** TASK BRIEF **
Reproduce every line of the records below, character for character, with nothing altered or left out.

** ENTRIES SUPPLIED **
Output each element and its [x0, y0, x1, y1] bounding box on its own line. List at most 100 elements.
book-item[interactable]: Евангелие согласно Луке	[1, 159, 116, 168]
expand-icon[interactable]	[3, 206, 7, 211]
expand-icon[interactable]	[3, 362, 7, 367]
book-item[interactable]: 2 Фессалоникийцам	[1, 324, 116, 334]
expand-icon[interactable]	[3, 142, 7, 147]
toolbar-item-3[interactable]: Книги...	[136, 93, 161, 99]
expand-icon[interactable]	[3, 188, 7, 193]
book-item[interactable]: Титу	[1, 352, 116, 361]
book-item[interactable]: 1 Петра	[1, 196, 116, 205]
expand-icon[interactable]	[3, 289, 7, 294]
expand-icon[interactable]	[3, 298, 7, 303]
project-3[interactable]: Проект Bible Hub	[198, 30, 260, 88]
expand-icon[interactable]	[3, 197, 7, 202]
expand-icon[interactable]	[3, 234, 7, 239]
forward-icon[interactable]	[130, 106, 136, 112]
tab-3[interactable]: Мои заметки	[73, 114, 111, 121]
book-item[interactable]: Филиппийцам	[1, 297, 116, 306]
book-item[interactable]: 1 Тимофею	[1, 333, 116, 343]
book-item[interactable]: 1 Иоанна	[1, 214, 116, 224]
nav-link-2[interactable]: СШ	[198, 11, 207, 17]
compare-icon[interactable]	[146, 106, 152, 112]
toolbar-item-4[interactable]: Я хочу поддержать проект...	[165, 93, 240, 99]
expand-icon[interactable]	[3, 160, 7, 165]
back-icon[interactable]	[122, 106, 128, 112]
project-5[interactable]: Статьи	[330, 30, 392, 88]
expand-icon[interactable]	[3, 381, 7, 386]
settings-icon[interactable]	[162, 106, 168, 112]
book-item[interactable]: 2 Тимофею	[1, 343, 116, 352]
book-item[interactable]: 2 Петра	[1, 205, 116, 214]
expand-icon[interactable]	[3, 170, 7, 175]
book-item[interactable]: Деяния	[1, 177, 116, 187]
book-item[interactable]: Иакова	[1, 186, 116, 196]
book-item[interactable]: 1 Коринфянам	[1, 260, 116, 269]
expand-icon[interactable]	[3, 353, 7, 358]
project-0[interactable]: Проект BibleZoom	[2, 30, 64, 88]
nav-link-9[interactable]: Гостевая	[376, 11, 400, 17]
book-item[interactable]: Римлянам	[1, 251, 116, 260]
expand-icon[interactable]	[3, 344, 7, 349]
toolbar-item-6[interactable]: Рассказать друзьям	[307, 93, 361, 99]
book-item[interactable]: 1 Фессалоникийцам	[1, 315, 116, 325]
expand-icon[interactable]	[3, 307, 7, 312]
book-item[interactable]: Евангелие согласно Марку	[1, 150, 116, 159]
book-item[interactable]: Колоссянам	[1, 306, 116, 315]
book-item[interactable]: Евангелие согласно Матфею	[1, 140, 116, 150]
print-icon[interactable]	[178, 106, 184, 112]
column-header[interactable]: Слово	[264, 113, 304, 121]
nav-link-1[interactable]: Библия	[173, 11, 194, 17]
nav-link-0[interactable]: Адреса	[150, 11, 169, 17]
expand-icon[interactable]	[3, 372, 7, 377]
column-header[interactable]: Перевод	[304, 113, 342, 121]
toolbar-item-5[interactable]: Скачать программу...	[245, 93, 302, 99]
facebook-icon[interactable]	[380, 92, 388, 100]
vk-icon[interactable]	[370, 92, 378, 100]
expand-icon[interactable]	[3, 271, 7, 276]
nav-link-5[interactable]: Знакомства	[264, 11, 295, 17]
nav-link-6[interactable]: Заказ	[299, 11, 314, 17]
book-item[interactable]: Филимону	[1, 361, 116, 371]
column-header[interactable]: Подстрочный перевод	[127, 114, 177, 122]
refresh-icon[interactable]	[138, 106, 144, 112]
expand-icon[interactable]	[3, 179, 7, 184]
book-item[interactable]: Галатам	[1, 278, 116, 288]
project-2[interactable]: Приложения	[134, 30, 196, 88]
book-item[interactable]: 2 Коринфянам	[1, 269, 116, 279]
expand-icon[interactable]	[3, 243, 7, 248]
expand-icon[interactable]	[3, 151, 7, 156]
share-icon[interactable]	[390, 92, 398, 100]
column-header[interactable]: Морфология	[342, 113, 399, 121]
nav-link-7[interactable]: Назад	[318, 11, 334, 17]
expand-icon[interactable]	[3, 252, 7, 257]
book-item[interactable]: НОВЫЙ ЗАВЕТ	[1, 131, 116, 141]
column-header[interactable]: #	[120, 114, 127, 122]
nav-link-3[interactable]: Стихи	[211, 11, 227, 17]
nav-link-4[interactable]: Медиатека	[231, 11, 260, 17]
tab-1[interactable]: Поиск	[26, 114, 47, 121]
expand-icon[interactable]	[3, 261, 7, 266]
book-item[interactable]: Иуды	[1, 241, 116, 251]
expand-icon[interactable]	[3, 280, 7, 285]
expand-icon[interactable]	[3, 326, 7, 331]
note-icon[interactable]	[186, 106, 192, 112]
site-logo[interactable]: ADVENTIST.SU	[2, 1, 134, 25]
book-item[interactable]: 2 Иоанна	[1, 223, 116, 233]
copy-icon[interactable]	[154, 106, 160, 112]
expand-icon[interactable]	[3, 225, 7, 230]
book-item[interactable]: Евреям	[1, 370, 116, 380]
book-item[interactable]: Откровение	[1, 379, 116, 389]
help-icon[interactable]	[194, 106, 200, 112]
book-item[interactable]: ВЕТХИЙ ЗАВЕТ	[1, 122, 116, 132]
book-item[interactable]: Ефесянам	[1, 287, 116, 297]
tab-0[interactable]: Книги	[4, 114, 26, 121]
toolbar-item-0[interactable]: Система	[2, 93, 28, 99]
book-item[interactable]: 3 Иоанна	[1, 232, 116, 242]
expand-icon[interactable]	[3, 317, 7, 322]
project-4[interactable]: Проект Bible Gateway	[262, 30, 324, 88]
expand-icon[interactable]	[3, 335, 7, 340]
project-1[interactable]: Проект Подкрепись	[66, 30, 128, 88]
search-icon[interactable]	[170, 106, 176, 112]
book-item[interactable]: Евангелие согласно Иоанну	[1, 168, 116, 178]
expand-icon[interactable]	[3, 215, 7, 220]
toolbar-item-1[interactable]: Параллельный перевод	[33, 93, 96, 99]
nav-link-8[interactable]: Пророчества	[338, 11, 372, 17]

** CORRECT ANSWER **
Output each element and its [x0, y0, x1, y1] bounding box on its own line. List at most 100 elements.
book-item[interactable]: Евангелие согласно Луке	[1, 159, 116, 168]
expand-icon[interactable]	[3, 206, 7, 211]
expand-icon[interactable]	[3, 362, 7, 367]
book-item[interactable]: 2 Фессалоникийцам	[1, 324, 116, 334]
expand-icon[interactable]	[3, 142, 7, 147]
toolbar-item-3[interactable]: Книги...	[136, 93, 161, 99]
expand-icon[interactable]	[3, 188, 7, 193]
book-item[interactable]: Титу	[1, 352, 116, 361]
book-item[interactable]: 1 Петра	[1, 196, 116, 205]
expand-icon[interactable]	[3, 289, 7, 294]
expand-icon[interactable]	[3, 298, 7, 303]
project-3[interactable]: Проект Bible Hub	[198, 30, 260, 88]
expand-icon[interactable]	[3, 197, 7, 202]
expand-icon[interactable]	[3, 234, 7, 239]
forward-icon[interactable]	[130, 106, 136, 112]
tab-3[interactable]: Мои заметки	[73, 114, 111, 121]
book-item[interactable]: Филиппийцам	[1, 297, 116, 306]
book-item[interactable]: 1 Тимофею	[1, 333, 116, 343]
book-item[interactable]: 1 Иоанна	[1, 214, 116, 224]
nav-link-2[interactable]: СШ	[198, 11, 207, 17]
compare-icon[interactable]	[146, 106, 152, 112]
toolbar-item-4[interactable]: Я хочу поддержать проект...	[165, 93, 240, 99]
expand-icon[interactable]	[3, 160, 7, 165]
back-icon[interactable]	[122, 106, 128, 112]
project-5[interactable]: Статьи	[330, 30, 392, 88]
expand-icon[interactable]	[3, 381, 7, 386]
settings-icon[interactable]	[162, 106, 168, 112]
book-item[interactable]: 2 Тимофею	[1, 343, 116, 352]
book-item[interactable]: 2 Петра	[1, 205, 116, 214]
expand-icon[interactable]	[3, 170, 7, 175]
book-item[interactable]: Деяния	[1, 177, 116, 187]
book-item[interactable]: Иакова	[1, 186, 116, 196]
book-item[interactable]: 1 Коринфянам	[1, 260, 116, 269]
expand-icon[interactable]	[3, 353, 7, 358]
project-0[interactable]: Проект BibleZoom	[2, 30, 64, 88]
nav-link-9[interactable]: Гостевая	[376, 11, 400, 17]
book-item[interactable]: Римлянам	[1, 251, 116, 260]
expand-icon[interactable]	[3, 344, 7, 349]
toolbar-item-6[interactable]: Рассказать друзьям	[307, 93, 361, 99]
book-item[interactable]: 1 Фессалоникийцам	[1, 315, 116, 325]
expand-icon[interactable]	[3, 307, 7, 312]
book-item[interactable]: Евангелие согласно Марку	[1, 150, 116, 159]
book-item[interactable]: Колоссянам	[1, 306, 116, 315]
book-item[interactable]: Евангелие согласно Матфею	[1, 140, 116, 150]
print-icon[interactable]	[178, 106, 184, 112]
column-header[interactable]: Слово	[264, 113, 304, 121]
nav-link-1[interactable]: Библия	[173, 11, 194, 17]
nav-link-0[interactable]: Адреса	[150, 11, 169, 17]
expand-icon[interactable]	[3, 372, 7, 377]
column-header[interactable]: Перевод	[304, 113, 342, 121]
toolbar-item-5[interactable]: Скачать программу...	[245, 93, 302, 99]
facebook-icon[interactable]	[380, 92, 388, 100]
vk-icon[interactable]	[370, 92, 378, 100]
expand-icon[interactable]	[3, 271, 7, 276]
nav-link-5[interactable]: Знакомства	[264, 11, 295, 17]
nav-link-6[interactable]: Заказ	[299, 11, 314, 17]
book-item[interactable]: Филимону	[1, 361, 116, 371]
column-header[interactable]: Подстрочный перевод	[127, 114, 177, 122]
refresh-icon[interactable]	[138, 106, 144, 112]
expand-icon[interactable]	[3, 179, 7, 184]
book-item[interactable]: Галатам	[1, 278, 116, 288]
project-2[interactable]: Приложения	[134, 30, 196, 88]
book-item[interactable]: 2 Коринфянам	[1, 269, 116, 279]
expand-icon[interactable]	[3, 243, 7, 248]
expand-icon[interactable]	[3, 151, 7, 156]
share-icon[interactable]	[390, 92, 398, 100]
column-header[interactable]: Морфология	[342, 113, 399, 121]
nav-link-7[interactable]: Назад	[318, 11, 334, 17]
expand-icon[interactable]	[3, 252, 7, 257]
book-item[interactable]: НОВЫЙ ЗАВЕТ	[1, 131, 116, 141]
column-header[interactable]: #	[120, 114, 127, 122]
nav-link-3[interactable]: Стихи	[211, 11, 227, 17]
nav-link-4[interactable]: Медиатека	[231, 11, 260, 17]
tab-1[interactable]: Поиск	[26, 114, 47, 121]
expand-icon[interactable]	[3, 261, 7, 266]
book-item[interactable]: Иуды	[1, 241, 116, 251]
expand-icon[interactable]	[3, 280, 7, 285]
expand-icon[interactable]	[3, 326, 7, 331]
note-icon[interactable]	[186, 106, 192, 112]
site-logo[interactable]: ADVENTIST.SU	[2, 1, 134, 25]
book-item[interactable]: 2 Иоанна	[1, 223, 116, 233]
copy-icon[interactable]	[154, 106, 160, 112]
expand-icon[interactable]	[3, 225, 7, 230]
book-item[interactable]: Евреям	[1, 370, 116, 380]
book-item[interactable]: Откровение	[1, 379, 116, 389]
help-icon[interactable]	[194, 106, 200, 112]
book-item[interactable]: ВЕТХИЙ ЗАВЕТ	[1, 122, 116, 132]
book-item[interactable]: Ефесянам	[1, 287, 116, 297]
tab-0[interactable]: Книги	[4, 114, 26, 121]
toolbar-item-0[interactable]: Система	[2, 93, 28, 99]
book-item[interactable]: 3 Иоанна	[1, 232, 116, 242]
expand-icon[interactable]	[3, 317, 7, 322]
project-4[interactable]: Проект Bible Gateway	[262, 30, 324, 88]
expand-icon[interactable]	[3, 335, 7, 340]
project-1[interactable]: Проект Подкрепись	[66, 30, 128, 88]
search-icon[interactable]	[170, 106, 176, 112]
book-item[interactable]: Евангелие согласно Иоанну	[1, 168, 116, 178]
expand-icon[interactable]	[3, 215, 7, 220]
toolbar-item-1[interactable]: Параллельный перевод	[33, 93, 96, 99]
nav-link-8[interactable]: Пророчества	[338, 11, 372, 17]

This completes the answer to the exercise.